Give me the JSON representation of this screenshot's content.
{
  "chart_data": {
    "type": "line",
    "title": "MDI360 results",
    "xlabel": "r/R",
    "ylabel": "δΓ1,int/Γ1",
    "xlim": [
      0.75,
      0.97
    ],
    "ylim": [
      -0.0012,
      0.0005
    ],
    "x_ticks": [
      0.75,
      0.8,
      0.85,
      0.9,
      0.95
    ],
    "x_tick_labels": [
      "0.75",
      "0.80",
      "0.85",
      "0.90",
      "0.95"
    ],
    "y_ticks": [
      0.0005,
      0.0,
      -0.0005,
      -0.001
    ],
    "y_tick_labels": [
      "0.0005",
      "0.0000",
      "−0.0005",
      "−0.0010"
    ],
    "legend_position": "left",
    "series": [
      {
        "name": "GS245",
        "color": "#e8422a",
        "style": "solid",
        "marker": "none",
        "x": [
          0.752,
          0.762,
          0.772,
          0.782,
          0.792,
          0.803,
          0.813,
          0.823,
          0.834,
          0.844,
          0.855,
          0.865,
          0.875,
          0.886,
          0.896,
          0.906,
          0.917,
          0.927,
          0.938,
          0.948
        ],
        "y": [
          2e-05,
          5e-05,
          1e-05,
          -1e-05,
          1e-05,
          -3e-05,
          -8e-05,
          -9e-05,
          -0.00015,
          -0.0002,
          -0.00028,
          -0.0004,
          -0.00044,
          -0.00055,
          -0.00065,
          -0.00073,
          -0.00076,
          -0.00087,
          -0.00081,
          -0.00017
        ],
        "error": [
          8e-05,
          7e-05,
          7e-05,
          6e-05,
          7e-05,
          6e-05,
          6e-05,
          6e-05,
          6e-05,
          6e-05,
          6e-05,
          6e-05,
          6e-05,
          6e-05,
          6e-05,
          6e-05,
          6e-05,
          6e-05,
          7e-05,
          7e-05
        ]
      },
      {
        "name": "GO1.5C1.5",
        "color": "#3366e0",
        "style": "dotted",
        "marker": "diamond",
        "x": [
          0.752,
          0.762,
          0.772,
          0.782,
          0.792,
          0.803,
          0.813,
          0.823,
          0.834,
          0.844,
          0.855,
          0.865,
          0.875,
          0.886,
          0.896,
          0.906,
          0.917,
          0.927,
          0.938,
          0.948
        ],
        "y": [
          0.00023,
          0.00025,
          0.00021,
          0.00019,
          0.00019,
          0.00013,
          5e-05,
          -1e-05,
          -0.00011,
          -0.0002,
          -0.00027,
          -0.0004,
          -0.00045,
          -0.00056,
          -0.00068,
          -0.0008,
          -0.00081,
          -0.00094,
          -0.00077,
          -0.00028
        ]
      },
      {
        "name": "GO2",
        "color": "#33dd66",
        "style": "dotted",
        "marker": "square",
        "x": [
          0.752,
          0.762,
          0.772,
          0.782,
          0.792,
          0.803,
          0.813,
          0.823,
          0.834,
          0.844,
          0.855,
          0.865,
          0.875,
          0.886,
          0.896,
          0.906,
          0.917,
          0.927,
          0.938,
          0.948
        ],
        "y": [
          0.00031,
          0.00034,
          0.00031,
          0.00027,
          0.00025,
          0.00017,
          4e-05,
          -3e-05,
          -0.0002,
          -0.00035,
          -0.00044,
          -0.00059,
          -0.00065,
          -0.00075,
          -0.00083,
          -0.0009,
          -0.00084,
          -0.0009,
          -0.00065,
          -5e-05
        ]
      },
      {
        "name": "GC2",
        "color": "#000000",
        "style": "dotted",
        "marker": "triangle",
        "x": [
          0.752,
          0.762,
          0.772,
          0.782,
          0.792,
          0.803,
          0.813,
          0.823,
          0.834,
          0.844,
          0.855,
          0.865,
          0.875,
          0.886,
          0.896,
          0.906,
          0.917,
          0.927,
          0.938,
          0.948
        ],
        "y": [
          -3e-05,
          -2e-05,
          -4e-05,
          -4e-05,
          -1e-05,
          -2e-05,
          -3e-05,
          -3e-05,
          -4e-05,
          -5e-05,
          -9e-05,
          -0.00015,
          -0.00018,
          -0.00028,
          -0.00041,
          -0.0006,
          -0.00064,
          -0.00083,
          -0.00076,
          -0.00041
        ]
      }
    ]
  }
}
------
Show every line above in which the word "color" occurs.

**EXERCISE RESULT:**
        "color": "#e8422a",
        "color": "#3366e0",
        "color": "#33dd66",
        "color": "#000000",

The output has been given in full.